**DATA:**
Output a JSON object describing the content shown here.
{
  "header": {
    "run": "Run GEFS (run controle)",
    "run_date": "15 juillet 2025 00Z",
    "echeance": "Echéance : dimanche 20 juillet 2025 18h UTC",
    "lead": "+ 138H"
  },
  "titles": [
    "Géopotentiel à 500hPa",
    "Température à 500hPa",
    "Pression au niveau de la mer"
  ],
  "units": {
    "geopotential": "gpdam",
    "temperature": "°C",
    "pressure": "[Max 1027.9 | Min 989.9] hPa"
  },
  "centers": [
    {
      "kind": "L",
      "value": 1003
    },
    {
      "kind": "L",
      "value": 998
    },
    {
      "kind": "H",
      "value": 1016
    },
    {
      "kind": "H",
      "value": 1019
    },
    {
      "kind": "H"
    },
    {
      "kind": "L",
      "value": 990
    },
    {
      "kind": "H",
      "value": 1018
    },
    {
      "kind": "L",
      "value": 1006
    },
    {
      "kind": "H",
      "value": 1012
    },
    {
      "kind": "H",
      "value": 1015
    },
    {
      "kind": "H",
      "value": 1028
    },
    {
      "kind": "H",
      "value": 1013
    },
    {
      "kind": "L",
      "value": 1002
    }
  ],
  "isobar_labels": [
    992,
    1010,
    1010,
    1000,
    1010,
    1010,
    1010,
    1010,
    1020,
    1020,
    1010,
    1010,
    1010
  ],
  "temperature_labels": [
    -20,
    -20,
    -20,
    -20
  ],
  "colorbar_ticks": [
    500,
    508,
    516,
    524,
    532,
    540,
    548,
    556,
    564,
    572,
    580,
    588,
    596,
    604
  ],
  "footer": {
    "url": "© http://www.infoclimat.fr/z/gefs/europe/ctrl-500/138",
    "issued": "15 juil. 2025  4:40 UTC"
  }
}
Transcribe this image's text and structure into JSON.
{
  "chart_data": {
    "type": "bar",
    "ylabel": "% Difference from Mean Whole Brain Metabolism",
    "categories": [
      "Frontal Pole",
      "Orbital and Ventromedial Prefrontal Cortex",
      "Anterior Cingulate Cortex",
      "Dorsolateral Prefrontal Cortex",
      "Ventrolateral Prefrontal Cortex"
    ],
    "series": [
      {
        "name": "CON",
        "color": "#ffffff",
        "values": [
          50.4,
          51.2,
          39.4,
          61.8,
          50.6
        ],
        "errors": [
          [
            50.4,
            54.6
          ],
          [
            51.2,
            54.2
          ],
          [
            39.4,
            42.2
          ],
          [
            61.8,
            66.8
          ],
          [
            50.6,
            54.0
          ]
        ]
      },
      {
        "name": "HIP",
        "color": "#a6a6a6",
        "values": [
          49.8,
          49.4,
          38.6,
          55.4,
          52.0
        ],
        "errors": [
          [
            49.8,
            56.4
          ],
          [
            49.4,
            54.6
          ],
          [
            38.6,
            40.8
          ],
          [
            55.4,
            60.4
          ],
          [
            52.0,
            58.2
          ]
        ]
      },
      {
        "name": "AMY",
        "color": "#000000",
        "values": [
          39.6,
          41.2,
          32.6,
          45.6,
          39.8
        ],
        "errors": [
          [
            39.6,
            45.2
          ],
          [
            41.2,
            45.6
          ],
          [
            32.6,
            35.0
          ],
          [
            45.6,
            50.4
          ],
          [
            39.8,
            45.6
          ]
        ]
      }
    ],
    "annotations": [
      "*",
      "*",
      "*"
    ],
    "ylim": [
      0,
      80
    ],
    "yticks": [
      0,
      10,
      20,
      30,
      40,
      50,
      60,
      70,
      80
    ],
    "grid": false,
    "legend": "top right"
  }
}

**PROBLEM DESCRIPTION:** Each line above is to be repeated exactly.

**ANSWER IN FULL:**
Output a JSON object describing the content shown here.
{
  "header": {
    "run": "Run GEFS (run controle)",
    "run_date": "15 juillet 2025 00Z",
    "echeance": "Echéance : dimanche 20 juillet 2025 18h UTC",
    "lead": "+ 138H"
  },
  "titles": [
    "Géopotentiel à 500hPa",
    "Température à 500hPa",
    "Pression au niveau de la mer"
  ],
  "units": {
    "geopotential": "gpdam",
    "temperature": "°C",
    "pressure": "[Max 1027.9 | Min 989.9] hPa"
  },
  "centers": [
    {
      "kind": "L",
      "value": 1003
    },
    {
      "kind": "L",
      "value": 998
    },
    {
      "kind": "H",
      "value": 1016
    },
    {
      "kind": "H",
      "value": 1019
    },
    {
      "kind": "H"
    },
    {
      "kind": "L",
      "value": 990
    },
    {
      "kind": "H",
      "value": 1018
    },
    {
      "kind": "L",
      "value": 1006
    },
    {
      "kind": "H",
      "value": 1012
    },
    {
      "kind": "H",
      "value": 1015
    },
    {
      "kind": "H",
      "value": 1028
    },
    {
      "kind": "H",
      "value": 1013
    },
    {
      "kind": "L",
      "value": 1002
    }
  ],
  "isobar_labels": [
    992,
    1010,
    1010,
    1000,
    1010,
    1010,
    1010,
    1010,
    1020,
    1020,
    1010,
    1010,
    1010
  ],
  "temperature_labels": [
    -20,
    -20,
    -20,
    -20
  ],
  "colorbar_ticks": [
    500,
    508,
    516,
    524,
    532,
    540,
    548,
    556,
    564,
    572,
    580,
    588,
    596,
    604
  ],
  "footer": {
    "url": "© http://www.infoclimat.fr/z/gefs/europe/ctrl-500/138",
    "issued": "15 juil. 2025  4:40 UTC"
  }
}
Transcribe this image's text and structure into JSON.
{
  "chart_data": {
    "type": "bar",
    "ylabel": "% Difference from Mean Whole Brain Metabolism",
    "categories": [
      "Frontal Pole",
      "Orbital and Ventromedial Prefrontal Cortex",
      "Anterior Cingulate Cortex",
      "Dorsolateral Prefrontal Cortex",
      "Ventrolateral Prefrontal Cortex"
    ],
    "series": [
      {
        "name": "CON",
        "color": "#ffffff",
        "values": [
          50.4,
          51.2,
          39.4,
          61.8,
          50.6
        ],
        "errors": [
          [
            50.4,
            54.6
          ],
          [
            51.2,
            54.2
          ],
          [
            39.4,
            42.2
          ],
          [
            61.8,
            66.8
          ],
          [
            50.6,
            54.0
          ]
        ]
      },
      {
        "name": "HIP",
        "color": "#a6a6a6",
        "values": [
          49.8,
          49.4,
          38.6,
          55.4,
          52.0
        ],
        "errors": [
          [
            49.8,
            56.4
          ],
          [
            49.4,
            54.6
          ],
          [
            38.6,
            40.8
          ],
          [
            55.4,
            60.4
          ],
          [
            52.0,
            58.2
          ]
        ]
      },
      {
        "name": "AMY",
        "color": "#000000",
        "values": [
          39.6,
          41.2,
          32.6,
          45.6,
          39.8
        ],
        "errors": [
          [
            39.6,
            45.2
          ],
          [
            41.2,
            45.6
          ],
          [
            32.6,
            35.0
          ],
          [
            45.6,
            50.4
          ],
          [
            39.8,
            45.6
          ]
        ]
      }
    ],
    "annotations": [
      "*",
      "*",
      "*"
    ],
    "ylim": [
      0,
      80
    ],
    "yticks": [
      0,
      10,
      20,
      30,
      40,
      50,
      60,
      70,
      80
    ],
    "grid": false,
    "legend": "top right"
  }
}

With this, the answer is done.